Supplied records →
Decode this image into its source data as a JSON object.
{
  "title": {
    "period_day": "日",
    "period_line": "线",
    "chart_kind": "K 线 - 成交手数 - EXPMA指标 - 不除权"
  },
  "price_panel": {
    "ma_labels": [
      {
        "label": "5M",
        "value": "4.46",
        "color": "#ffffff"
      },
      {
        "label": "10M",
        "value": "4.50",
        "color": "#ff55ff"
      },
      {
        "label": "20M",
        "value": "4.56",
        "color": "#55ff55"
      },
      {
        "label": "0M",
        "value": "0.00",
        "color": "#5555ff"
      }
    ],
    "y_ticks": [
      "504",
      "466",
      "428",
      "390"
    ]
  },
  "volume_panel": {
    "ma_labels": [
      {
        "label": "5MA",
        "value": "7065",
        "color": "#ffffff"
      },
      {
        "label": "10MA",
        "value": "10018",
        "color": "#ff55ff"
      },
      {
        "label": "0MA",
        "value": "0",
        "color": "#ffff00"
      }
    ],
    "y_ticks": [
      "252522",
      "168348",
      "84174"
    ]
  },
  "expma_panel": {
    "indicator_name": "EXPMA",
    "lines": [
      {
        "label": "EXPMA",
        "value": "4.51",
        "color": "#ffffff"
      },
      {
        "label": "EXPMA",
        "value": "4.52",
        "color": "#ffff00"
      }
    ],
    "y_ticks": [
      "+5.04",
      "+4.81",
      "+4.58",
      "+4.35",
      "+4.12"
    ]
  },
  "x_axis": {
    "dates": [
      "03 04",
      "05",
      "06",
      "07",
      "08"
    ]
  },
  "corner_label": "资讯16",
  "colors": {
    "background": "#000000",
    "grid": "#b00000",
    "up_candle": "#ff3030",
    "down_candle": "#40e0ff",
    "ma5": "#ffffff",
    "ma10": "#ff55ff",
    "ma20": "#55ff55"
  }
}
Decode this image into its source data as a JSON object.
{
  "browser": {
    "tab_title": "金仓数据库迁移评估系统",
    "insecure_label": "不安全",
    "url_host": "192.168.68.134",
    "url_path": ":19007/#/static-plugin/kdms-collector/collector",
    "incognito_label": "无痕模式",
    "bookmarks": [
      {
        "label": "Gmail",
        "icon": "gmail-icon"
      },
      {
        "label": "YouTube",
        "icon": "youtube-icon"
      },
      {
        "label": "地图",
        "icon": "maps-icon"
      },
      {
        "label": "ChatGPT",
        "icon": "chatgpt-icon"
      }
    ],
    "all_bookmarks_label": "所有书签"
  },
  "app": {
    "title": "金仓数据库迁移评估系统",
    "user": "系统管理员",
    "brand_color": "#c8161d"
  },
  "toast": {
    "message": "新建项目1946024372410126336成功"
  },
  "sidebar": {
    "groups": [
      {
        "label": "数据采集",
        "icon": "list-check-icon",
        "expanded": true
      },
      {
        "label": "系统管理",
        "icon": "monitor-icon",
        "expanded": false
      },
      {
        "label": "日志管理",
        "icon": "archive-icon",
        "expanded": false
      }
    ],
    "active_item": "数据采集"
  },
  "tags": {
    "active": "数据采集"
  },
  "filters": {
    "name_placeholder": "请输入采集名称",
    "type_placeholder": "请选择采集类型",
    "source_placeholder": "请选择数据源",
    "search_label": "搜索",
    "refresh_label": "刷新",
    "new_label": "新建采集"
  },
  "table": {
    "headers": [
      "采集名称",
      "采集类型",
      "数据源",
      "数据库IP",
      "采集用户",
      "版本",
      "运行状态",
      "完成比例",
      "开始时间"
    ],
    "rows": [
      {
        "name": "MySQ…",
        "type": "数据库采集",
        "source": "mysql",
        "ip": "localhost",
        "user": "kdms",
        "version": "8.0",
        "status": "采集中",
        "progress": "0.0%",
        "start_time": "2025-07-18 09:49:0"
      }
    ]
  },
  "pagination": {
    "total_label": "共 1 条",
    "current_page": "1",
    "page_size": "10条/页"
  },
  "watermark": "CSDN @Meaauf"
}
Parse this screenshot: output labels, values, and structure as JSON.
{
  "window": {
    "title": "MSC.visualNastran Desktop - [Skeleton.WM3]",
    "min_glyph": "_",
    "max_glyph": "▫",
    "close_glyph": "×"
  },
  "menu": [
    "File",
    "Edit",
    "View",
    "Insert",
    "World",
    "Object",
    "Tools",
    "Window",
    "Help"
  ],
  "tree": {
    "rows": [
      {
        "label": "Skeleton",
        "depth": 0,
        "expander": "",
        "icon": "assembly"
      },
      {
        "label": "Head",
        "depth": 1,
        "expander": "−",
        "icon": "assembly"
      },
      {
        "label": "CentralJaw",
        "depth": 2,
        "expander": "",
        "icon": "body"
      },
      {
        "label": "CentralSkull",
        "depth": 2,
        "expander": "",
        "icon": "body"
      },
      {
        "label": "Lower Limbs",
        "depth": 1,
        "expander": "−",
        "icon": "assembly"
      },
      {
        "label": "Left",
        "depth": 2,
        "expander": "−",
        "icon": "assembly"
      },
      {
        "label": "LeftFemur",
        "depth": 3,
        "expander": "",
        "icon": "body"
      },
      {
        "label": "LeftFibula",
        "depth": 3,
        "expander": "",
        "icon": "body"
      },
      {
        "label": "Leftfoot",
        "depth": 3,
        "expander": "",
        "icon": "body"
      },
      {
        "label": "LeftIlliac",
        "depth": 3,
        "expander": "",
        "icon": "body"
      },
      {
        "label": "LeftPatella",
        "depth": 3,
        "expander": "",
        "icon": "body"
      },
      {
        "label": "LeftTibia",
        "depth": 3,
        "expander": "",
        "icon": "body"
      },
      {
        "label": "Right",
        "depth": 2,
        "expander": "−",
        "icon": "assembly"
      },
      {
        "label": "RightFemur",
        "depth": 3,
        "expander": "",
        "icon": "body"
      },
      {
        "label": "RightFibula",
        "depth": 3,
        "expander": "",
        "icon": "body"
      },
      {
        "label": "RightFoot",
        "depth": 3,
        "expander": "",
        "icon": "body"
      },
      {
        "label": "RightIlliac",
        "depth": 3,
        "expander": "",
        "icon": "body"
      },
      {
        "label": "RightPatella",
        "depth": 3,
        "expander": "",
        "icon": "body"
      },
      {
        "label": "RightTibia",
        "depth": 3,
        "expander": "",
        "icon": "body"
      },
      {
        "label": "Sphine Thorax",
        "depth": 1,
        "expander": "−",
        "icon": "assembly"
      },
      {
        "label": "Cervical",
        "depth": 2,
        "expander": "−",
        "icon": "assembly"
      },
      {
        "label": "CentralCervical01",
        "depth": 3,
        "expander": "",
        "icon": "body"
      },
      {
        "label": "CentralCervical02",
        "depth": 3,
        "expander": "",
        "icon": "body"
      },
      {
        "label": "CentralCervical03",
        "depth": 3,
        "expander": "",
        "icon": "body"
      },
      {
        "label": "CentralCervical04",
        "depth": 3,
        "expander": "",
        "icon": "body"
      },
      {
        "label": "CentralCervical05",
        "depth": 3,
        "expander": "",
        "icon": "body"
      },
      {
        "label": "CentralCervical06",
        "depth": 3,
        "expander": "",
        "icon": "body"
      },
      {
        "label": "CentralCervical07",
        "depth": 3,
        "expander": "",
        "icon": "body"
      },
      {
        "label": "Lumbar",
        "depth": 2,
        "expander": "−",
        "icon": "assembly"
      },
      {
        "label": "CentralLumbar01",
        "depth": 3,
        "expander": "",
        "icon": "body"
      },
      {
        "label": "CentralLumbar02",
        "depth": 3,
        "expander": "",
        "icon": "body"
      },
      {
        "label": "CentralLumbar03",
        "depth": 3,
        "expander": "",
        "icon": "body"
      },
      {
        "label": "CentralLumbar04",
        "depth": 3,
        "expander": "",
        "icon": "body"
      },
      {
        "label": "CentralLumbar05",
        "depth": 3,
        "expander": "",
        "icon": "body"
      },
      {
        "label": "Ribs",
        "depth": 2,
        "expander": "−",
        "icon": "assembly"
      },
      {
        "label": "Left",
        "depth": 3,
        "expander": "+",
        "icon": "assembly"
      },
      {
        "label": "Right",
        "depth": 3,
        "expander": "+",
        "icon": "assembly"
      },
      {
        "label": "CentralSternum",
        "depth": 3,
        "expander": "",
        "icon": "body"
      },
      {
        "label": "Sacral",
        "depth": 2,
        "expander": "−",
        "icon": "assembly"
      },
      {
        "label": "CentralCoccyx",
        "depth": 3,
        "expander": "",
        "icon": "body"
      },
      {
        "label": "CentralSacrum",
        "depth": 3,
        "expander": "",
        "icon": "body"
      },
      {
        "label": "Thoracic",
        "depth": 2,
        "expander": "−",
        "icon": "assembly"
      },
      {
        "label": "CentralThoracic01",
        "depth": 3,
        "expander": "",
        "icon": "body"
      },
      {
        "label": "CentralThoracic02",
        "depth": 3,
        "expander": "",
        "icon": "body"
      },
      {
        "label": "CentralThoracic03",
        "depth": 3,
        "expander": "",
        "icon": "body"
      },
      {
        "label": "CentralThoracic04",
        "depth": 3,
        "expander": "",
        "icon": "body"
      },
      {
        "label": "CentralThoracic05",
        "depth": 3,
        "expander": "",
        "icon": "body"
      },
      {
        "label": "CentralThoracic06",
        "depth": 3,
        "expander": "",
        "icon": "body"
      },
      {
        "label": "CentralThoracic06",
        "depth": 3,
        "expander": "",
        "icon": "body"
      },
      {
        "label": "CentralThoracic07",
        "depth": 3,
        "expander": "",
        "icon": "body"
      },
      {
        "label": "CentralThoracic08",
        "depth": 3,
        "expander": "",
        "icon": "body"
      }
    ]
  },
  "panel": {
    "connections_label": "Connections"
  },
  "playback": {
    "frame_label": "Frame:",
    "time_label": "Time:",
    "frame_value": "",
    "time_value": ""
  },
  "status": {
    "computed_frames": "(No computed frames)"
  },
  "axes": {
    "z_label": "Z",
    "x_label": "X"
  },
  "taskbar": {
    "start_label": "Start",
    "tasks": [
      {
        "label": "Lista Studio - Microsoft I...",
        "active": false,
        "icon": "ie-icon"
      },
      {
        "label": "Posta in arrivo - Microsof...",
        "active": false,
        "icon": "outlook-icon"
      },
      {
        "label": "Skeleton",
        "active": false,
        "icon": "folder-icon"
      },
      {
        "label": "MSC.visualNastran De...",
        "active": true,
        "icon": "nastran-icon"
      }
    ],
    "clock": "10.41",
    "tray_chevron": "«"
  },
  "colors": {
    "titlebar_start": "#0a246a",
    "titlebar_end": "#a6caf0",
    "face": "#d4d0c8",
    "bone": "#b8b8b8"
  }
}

Task to complete →
In the records above, locate each line with the word "kdms". Copy all such lines.

Final answer →
    "url_path": ":19007/#/static-plugin/kdms-collector/collector",
        "user": "kdms",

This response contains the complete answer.